WORK INSTRUCTIONS:
Repeat the entire listing exactly.
>>>
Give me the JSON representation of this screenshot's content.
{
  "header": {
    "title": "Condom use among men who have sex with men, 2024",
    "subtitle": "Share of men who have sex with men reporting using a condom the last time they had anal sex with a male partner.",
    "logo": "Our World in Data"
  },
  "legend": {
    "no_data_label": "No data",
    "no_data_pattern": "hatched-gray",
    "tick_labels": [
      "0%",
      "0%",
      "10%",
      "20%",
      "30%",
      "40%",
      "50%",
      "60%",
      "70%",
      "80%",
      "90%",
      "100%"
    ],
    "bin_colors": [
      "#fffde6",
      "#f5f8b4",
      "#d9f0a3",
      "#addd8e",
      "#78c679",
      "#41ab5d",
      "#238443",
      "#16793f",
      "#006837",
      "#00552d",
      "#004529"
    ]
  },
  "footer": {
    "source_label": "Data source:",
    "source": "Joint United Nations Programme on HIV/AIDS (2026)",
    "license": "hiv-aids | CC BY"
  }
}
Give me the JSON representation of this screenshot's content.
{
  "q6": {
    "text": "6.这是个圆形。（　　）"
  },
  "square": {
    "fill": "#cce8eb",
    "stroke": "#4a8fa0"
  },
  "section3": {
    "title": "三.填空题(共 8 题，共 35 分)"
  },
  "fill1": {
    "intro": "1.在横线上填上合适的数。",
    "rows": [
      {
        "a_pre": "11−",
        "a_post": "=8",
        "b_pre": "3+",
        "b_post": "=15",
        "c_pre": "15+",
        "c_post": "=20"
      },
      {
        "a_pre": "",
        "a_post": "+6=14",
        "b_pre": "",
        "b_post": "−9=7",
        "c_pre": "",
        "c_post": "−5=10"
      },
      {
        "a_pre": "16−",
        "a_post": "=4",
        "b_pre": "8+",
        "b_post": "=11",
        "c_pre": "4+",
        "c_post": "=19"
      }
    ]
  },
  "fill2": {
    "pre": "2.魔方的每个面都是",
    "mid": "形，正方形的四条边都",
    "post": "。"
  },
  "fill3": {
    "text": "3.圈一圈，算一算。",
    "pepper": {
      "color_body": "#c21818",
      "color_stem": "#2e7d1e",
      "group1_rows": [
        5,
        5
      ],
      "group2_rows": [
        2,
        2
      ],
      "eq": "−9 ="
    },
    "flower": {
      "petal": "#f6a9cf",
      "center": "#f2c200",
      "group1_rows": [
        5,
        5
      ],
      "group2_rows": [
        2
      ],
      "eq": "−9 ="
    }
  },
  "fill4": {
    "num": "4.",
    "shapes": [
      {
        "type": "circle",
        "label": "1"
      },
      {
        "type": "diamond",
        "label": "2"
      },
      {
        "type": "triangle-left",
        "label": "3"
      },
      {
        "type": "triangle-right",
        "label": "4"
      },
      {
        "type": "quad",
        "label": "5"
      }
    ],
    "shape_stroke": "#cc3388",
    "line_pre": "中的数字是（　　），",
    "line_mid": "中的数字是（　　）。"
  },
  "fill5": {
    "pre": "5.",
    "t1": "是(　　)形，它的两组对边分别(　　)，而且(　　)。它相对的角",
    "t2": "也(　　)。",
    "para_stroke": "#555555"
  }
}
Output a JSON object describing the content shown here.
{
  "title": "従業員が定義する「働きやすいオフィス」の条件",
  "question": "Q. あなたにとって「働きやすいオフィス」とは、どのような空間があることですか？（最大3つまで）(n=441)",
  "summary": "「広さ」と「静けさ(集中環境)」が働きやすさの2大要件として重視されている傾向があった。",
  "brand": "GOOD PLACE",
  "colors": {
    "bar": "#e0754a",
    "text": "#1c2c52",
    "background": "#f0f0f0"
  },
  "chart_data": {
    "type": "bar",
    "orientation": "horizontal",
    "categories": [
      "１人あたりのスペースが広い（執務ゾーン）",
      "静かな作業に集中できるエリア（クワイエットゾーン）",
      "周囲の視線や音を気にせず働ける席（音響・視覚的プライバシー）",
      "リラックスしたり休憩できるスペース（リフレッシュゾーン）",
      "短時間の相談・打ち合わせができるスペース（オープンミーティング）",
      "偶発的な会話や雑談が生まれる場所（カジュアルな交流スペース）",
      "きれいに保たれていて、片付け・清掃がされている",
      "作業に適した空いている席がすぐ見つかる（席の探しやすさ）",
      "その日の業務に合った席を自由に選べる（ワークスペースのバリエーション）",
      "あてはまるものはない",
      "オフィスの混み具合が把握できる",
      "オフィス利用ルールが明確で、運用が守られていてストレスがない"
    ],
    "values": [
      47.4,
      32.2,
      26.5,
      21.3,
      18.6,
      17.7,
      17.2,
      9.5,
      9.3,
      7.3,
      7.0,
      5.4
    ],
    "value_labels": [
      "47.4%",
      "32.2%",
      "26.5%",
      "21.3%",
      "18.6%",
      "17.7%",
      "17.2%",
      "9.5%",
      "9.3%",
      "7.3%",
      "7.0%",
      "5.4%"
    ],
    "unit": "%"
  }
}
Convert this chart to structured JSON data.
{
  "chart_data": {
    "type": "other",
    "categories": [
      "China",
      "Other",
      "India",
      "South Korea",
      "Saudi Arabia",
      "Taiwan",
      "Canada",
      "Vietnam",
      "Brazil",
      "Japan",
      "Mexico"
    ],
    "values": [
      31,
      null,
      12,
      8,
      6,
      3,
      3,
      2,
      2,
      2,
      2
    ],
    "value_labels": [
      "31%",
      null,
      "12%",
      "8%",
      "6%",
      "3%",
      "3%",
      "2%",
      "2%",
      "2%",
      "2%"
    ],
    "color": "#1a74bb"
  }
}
<<<
OUTPUT:
Give me the JSON representation of this screenshot's content.
{
  "header": {
    "title": "Condom use among men who have sex with men, 2024",
    "subtitle": "Share of men who have sex with men reporting using a condom the last time they had anal sex with a male partner.",
    "logo": "Our World in Data"
  },
  "legend": {
    "no_data_label": "No data",
    "no_data_pattern": "hatched-gray",
    "tick_labels": [
      "0%",
      "0%",
      "10%",
      "20%",
      "30%",
      "40%",
      "50%",
      "60%",
      "70%",
      "80%",
      "90%",
      "100%"
    ],
    "bin_colors": [
      "#fffde6",
      "#f5f8b4",
      "#d9f0a3",
      "#addd8e",
      "#78c679",
      "#41ab5d",
      "#238443",
      "#16793f",
      "#006837",
      "#00552d",
      "#004529"
    ]
  },
  "footer": {
    "source_label": "Data source:",
    "source": "Joint United Nations Programme on HIV/AIDS (2026)",
    "license": "hiv-aids | CC BY"
  }
}
Give me the JSON representation of this screenshot's content.
{
  "q6": {
    "text": "6.这是个圆形。（　　）"
  },
  "square": {
    "fill": "#cce8eb",
    "stroke": "#4a8fa0"
  },
  "section3": {
    "title": "三.填空题(共 8 题，共 35 分)"
  },
  "fill1": {
    "intro": "1.在横线上填上合适的数。",
    "rows": [
      {
        "a_pre": "11−",
        "a_post": "=8",
        "b_pre": "3+",
        "b_post": "=15",
        "c_pre": "15+",
        "c_post": "=20"
      },
      {
        "a_pre": "",
        "a_post": "+6=14",
        "b_pre": "",
        "b_post": "−9=7",
        "c_pre": "",
        "c_post": "−5=10"
      },
      {
        "a_pre": "16−",
        "a_post": "=4",
        "b_pre": "8+",
        "b_post": "=11",
        "c_pre": "4+",
        "c_post": "=19"
      }
    ]
  },
  "fill2": {
    "pre": "2.魔方的每个面都是",
    "mid": "形，正方形的四条边都",
    "post": "。"
  },
  "fill3": {
    "text": "3.圈一圈，算一算。",
    "pepper": {
      "color_body": "#c21818",
      "color_stem": "#2e7d1e",
      "group1_rows": [
        5,
        5
      ],
      "group2_rows": [
        2,
        2
      ],
      "eq": "−9 ="
    },
    "flower": {
      "petal": "#f6a9cf",
      "center": "#f2c200",
      "group1_rows": [
        5,
        5
      ],
      "group2_rows": [
        2
      ],
      "eq": "−9 ="
    }
  },
  "fill4": {
    "num": "4.",
    "shapes": [
      {
        "type": "circle",
        "label": "1"
      },
      {
        "type": "diamond",
        "label": "2"
      },
      {
        "type": "triangle-left",
        "label": "3"
      },
      {
        "type": "triangle-right",
        "label": "4"
      },
      {
        "type": "quad",
        "label": "5"
      }
    ],
    "shape_stroke": "#cc3388",
    "line_pre": "中的数字是（　　），",
    "line_mid": "中的数字是（　　）。"
  },
  "fill5": {
    "pre": "5.",
    "t1": "是(　　)形，它的两组对边分别(　　)，而且(　　)。它相对的角",
    "t2": "也(　　)。",
    "para_stroke": "#555555"
  }
}
Output a JSON object describing the content shown here.
{
  "title": "従業員が定義する「働きやすいオフィス」の条件",
  "question": "Q. あなたにとって「働きやすいオフィス」とは、どのような空間があることですか？（最大3つまで）(n=441)",
  "summary": "「広さ」と「静けさ(集中環境)」が働きやすさの2大要件として重視されている傾向があった。",
  "brand": "GOOD PLACE",
  "colors": {
    "bar": "#e0754a",
    "text": "#1c2c52",
    "background": "#f0f0f0"
  },
  "chart_data": {
    "type": "bar",
    "orientation": "horizontal",
    "categories": [
      "１人あたりのスペースが広い（執務ゾーン）",
      "静かな作業に集中できるエリア（クワイエットゾーン）",
      "周囲の視線や音を気にせず働ける席（音響・視覚的プライバシー）",
      "リラックスしたり休憩できるスペース（リフレッシュゾーン）",
      "短時間の相談・打ち合わせができるスペース（オープンミーティング）",
      "偶発的な会話や雑談が生まれる場所（カジュアルな交流スペース）",
      "きれいに保たれていて、片付け・清掃がされている",
      "作業に適した空いている席がすぐ見つかる（席の探しやすさ）",
      "その日の業務に合った席を自由に選べる（ワークスペースのバリエーション）",
      "あてはまるものはない",
      "オフィスの混み具合が把握できる",
      "オフィス利用ルールが明確で、運用が守られていてストレスがない"
    ],
    "values": [
      47.4,
      32.2,
      26.5,
      21.3,
      18.6,
      17.7,
      17.2,
      9.5,
      9.3,
      7.3,
      7.0,
      5.4
    ],
    "value_labels": [
      "47.4%",
      "32.2%",
      "26.5%",
      "21.3%",
      "18.6%",
      "17.7%",
      "17.2%",
      "9.5%",
      "9.3%",
      "7.3%",
      "7.0%",
      "5.4%"
    ],
    "unit": "%"
  }
}
Convert this chart to structured JSON data.
{
  "chart_data": {
    "type": "other",
    "categories": [
      "China",
      "Other",
      "India",
      "South Korea",
      "Saudi Arabia",
      "Taiwan",
      "Canada",
      "Vietnam",
      "Brazil",
      "Japan",
      "Mexico"
    ],
    "values": [
      31,
      null,
      12,
      8,
      6,
      3,
      3,
      2,
      2,
      2,
      2
    ],
    "value_labels": [
      "31%",
      null,
      "12%",
      "8%",
      "6%",
      "3%",
      "3%",
      "2%",
      "2%",
      "2%",
      "2%"
    ],
    "color": "#1a74bb"
  }
}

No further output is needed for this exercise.